• [AIM]: Pick out every line with the word "Saving" and copy it.

• [RECORDS FOR THE EXERCISE]:
_ _ _ _ _

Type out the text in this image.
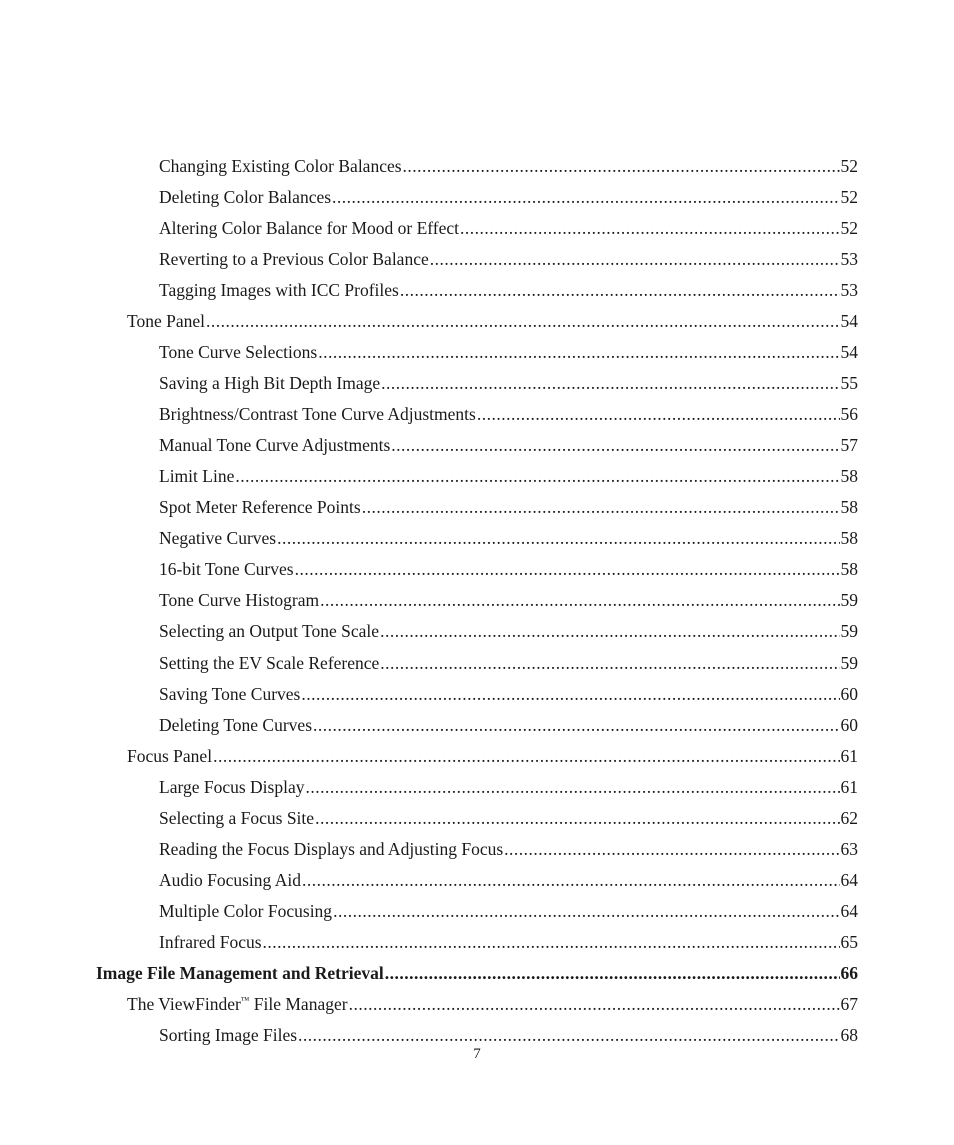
Changing Existing Color Balances .....	52
Deleting Color Balances .....	52
Altering Color Balance for Mood or Effect .....	52
Reverting to a Previous Color Balance .....	53
Tagging Images with ICC Profiles .....	53
Tone Panel .....	54
Tone Curve Selections .....	54
Saving a High Bit Depth Image .....	55
Brightness/Contrast Tone Curve Adjustments .....	56
Manual Tone Curve Adjustments .....	57
Limit Line .....	58
Spot Meter Reference Points .....	58
Negative Curves .....	58
16-bit Tone Curves .....	58
Tone Curve Histogram .....	59
Selecting an Output Tone Scale .....	59
Setting the EV Scale Reference .....	59
Saving Tone Curves .....	60
Deleting Tone Curves .....	60
Focus Panel .....	61
Large Focus Display .....	61
Selecting a Focus Site .....	62
Reading the Focus Displays and Adjusting Focus .....	63
Audio Focusing Aid .....	64
Multiple Color Focusing .....	64
Infrared Focus .....	65
Image File Management and Retrieval .....	66
The ViewFinder™ File Manager .....	67
Sorting Image Files .....	68
7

_ _ _ _ _

• [SOLUTION BELOW]:
Saving a High Bit Depth Image .....	55
Saving Tone Curves .....	60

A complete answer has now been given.